## Goal A
Reproduce the passage of the WRF-Fire input data notes from "The additional input" down to "will be indicated.".
__________________________________________________
WRF/WPS comes with a standard distribution of geogrid input data. The data is available globally at a resolution of at most 30 arc seconds (a little less than 1 km in NS-direction). For WRF-Fire, however, two additional variables at higher resolution are needed: ZSF for terrain elevation and NFUEL_CAT for the categories of the fuel model, by default the 13 categories of the Anderson model. The source data for these variables needs to be manually downloaded, converted and added to the geogrid configuration. The description here is based on the notes on the WRF-Fire User Guide on the OpenWFM Community Wiki.
The additional input data should be available on a resolution as close as possible to that of the fire grid (5-10m, typically). 1” data is acceptable (30 m in NS-direction), 1/3” data is better. (1” latitude corresponds to approx. 30 m, but 1” longitude in Interior Alaska is reduced by a factor of the cosine of the latitude, to approx. 13 m.) In the following, NS-extensions will be indicated.
__________________________________________________
## Goal B
Convert the listing, from its first line down to and including the line containing "minimize-button[interactable]: – bbox=[669, 601, 683, 611]", into a JSON list of strings with one string per line and no blank lines.
__________________________________________________
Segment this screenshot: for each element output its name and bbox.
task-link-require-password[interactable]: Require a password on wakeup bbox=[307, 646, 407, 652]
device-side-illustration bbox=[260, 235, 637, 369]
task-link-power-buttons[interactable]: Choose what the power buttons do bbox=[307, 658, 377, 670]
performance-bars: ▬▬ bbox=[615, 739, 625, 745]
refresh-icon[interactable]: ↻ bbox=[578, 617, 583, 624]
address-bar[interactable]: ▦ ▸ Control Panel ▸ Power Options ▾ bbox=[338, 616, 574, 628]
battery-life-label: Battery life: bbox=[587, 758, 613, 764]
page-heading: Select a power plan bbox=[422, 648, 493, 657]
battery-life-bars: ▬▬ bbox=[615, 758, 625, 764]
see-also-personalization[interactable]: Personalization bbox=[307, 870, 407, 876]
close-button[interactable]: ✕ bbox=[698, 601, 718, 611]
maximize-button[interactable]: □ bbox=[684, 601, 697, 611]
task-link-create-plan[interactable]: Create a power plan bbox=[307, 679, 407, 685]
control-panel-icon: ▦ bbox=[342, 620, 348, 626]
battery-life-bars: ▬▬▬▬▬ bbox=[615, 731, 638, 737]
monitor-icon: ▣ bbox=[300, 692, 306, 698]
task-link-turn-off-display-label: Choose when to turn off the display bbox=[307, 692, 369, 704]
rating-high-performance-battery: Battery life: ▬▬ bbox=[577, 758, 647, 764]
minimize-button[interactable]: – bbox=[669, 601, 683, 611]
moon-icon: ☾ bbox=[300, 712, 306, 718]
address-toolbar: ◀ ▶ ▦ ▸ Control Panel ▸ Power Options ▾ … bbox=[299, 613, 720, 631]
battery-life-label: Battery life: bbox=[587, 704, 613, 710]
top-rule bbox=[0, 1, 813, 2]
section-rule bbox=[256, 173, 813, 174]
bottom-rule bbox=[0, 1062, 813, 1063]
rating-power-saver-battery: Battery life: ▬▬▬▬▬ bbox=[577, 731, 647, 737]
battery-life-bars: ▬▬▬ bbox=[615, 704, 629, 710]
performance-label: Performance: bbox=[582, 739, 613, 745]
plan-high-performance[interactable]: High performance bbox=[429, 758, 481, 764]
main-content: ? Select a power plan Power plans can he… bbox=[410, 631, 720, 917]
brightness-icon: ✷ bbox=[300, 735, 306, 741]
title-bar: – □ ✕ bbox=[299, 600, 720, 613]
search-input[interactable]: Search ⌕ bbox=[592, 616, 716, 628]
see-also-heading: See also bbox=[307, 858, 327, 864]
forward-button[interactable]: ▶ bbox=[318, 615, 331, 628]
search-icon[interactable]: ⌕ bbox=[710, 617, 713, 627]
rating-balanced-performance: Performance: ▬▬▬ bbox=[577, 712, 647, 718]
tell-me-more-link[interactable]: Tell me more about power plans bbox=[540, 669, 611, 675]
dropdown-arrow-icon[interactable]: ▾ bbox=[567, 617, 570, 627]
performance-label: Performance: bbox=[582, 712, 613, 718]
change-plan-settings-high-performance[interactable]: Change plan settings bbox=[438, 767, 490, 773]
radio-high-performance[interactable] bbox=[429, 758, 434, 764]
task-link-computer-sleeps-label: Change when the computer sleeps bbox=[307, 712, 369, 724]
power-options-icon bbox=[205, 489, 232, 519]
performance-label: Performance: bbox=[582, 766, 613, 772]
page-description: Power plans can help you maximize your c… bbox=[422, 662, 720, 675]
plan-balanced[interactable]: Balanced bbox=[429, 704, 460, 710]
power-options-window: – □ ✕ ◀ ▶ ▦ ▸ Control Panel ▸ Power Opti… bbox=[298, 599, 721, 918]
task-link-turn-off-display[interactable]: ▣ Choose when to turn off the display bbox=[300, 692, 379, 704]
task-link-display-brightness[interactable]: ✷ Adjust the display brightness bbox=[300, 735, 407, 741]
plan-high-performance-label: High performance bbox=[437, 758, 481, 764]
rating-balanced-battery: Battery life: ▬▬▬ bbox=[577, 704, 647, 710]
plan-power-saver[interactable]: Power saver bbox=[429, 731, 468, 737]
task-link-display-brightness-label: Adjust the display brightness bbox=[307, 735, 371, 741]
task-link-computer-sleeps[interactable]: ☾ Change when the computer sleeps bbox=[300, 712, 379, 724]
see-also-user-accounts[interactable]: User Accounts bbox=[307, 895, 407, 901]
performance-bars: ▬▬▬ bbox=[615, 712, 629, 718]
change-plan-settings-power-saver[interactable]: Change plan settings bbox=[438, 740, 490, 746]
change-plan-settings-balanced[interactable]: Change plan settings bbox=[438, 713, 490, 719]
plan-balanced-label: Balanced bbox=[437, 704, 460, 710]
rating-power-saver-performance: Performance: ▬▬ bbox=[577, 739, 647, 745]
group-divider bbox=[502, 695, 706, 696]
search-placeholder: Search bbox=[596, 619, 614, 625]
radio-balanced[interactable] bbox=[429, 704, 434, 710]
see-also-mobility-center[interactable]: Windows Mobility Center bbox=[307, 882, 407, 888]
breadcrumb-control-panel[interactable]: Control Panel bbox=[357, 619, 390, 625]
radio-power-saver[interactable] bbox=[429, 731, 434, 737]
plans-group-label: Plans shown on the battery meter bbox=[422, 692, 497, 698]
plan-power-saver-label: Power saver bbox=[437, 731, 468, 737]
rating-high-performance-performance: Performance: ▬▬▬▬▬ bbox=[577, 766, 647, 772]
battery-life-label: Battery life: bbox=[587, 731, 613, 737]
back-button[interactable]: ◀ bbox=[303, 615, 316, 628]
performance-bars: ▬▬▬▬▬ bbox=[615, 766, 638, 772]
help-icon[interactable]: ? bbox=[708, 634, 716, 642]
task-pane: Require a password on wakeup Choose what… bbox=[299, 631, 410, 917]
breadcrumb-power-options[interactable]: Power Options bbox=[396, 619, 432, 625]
__________________________________________________
## Exercise solution A
The additional input data should be available on a resolution as close as possible to that of the fire grid (5-10m, typically). 1” data is acceptable (30 m in NS-direction), 1/3” data is better. (1” latitude corresponds to approx. 30 m, but 1” longitude in Interior Alaska is reduced by a factor of the cosine of the latitude, to approx. 13 m.) In the following, NS-extensions will be indicated.

## Exercise solution B
[
  "Segment this screenshot: for each element output its name and bbox.",
  "task-link-require-password[interactable]: Require a password on wakeup bbox=[307, 646, 407, 652]",
  "device-side-illustration bbox=[260, 235, 637, 369]",
  "task-link-power-buttons[interactable]: Choose what the power buttons do bbox=[307, 658, 377, 670]",
  "performance-bars: ▬▬ bbox=[615, 739, 625, 745]",
  "refresh-icon[interactable]: ↻ bbox=[578, 617, 583, 624]",
  "address-bar[interactable]: ▦ ▸ Control Panel ▸ Power Options ▾ bbox=[338, 616, 574, 628]",
  "battery-life-label: Battery life: bbox=[587, 758, 613, 764]",
  "page-heading: Select a power plan bbox=[422, 648, 493, 657]",
  "battery-life-bars: ▬▬ bbox=[615, 758, 625, 764]",
  "see-also-personalization[interactable]: Personalization bbox=[307, 870, 407, 876]",
  "close-button[interactable]: ✕ bbox=[698, 601, 718, 611]",
  "maximize-button[interactable]: □ bbox=[684, 601, 697, 611]",
  "task-link-create-plan[interactable]: Create a power plan bbox=[307, 679, 407, 685]",
  "control-panel-icon: ▦ bbox=[342, 620, 348, 626]",
  "battery-life-bars: ▬▬▬▬▬ bbox=[615, 731, 638, 737]",
  "monitor-icon: ▣ bbox=[300, 692, 306, 698]",
  "task-link-turn-off-display-label: Choose when to turn off the display bbox=[307, 692, 369, 704]",
  "rating-high-performance-battery: Battery life: ▬▬ bbox=[577, 758, 647, 764]",
  "minimize-button[interactable]: – bbox=[669, 601, 683, 611]"
]